▶ [GOAL OF THE EXERCISE]: Each line that holds the word "gebruiken" counts once; give the total number of such lines and nothing else.

Dataset items
+ + + + +
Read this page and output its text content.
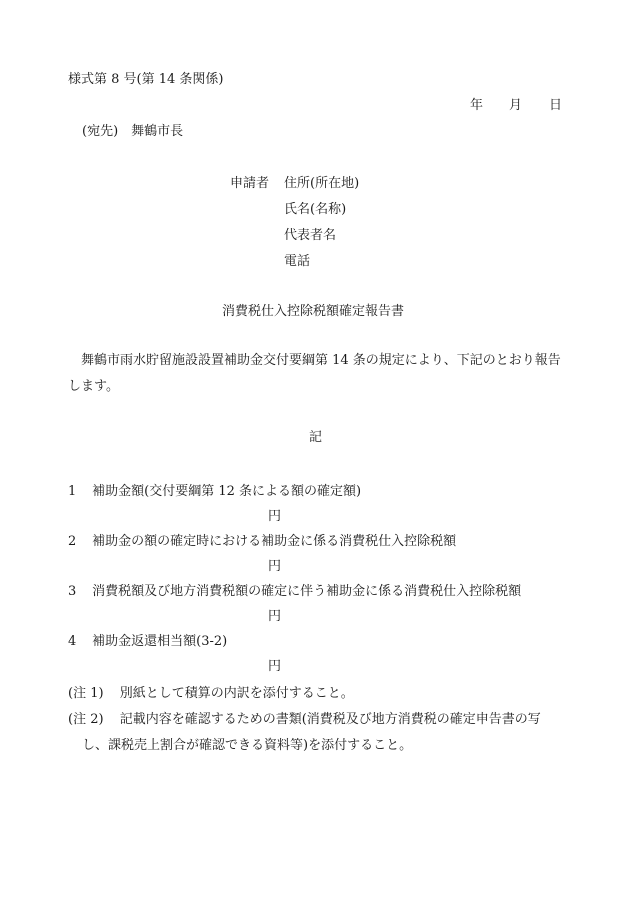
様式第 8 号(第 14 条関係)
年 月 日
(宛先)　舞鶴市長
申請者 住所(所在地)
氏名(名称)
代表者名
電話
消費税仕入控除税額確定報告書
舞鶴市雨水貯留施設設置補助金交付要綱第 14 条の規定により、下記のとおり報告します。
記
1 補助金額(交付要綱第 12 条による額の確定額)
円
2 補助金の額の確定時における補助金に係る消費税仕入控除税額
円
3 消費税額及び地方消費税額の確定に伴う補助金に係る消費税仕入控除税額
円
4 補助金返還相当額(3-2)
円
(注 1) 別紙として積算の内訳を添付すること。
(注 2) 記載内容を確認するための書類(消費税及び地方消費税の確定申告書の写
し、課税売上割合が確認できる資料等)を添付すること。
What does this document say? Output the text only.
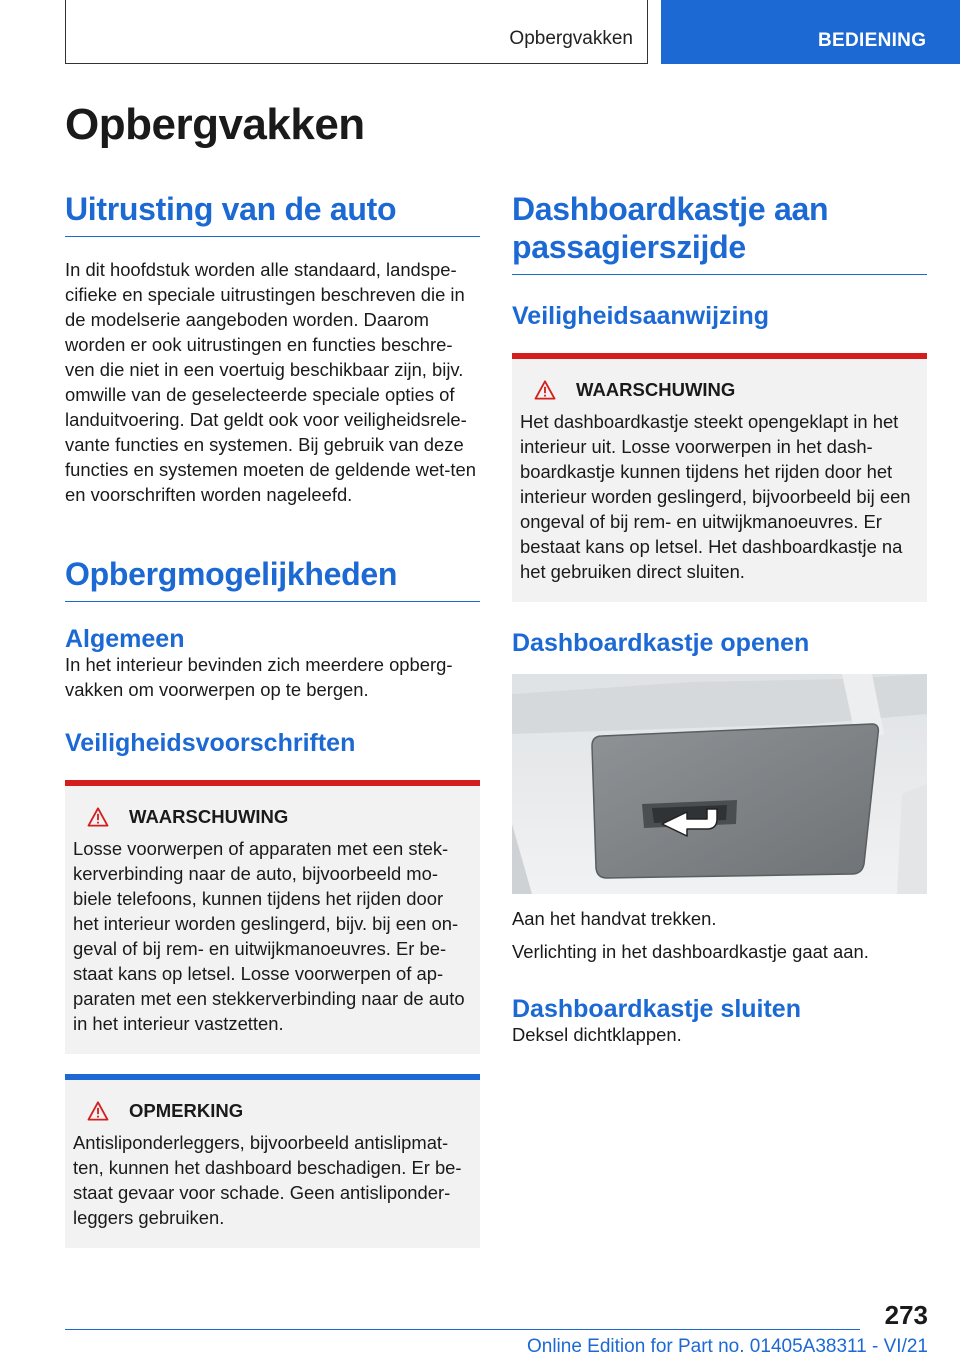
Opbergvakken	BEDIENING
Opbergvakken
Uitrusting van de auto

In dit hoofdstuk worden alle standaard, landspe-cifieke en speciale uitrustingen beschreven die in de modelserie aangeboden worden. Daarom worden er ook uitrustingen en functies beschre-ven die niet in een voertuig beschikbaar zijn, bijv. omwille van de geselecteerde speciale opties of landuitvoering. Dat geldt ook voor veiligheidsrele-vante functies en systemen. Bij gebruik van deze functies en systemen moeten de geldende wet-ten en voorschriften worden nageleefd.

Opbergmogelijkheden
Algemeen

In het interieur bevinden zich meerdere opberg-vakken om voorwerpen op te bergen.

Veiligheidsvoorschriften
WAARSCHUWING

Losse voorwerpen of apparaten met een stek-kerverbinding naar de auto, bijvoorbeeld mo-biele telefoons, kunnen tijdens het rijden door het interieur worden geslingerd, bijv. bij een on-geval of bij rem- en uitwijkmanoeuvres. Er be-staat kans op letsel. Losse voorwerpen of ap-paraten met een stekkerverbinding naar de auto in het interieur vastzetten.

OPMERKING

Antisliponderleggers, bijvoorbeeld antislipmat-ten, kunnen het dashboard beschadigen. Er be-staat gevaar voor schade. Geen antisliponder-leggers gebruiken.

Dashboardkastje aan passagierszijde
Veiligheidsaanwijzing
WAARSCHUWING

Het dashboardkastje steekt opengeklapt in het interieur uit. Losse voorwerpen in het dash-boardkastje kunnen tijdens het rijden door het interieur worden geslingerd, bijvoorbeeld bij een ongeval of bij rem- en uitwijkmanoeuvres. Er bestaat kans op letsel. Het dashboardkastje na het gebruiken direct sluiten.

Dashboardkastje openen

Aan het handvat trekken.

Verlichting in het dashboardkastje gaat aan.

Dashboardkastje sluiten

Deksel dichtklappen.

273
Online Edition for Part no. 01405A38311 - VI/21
+ + + + +
▶ [RESPONSE TO THE EXERCISE]: 2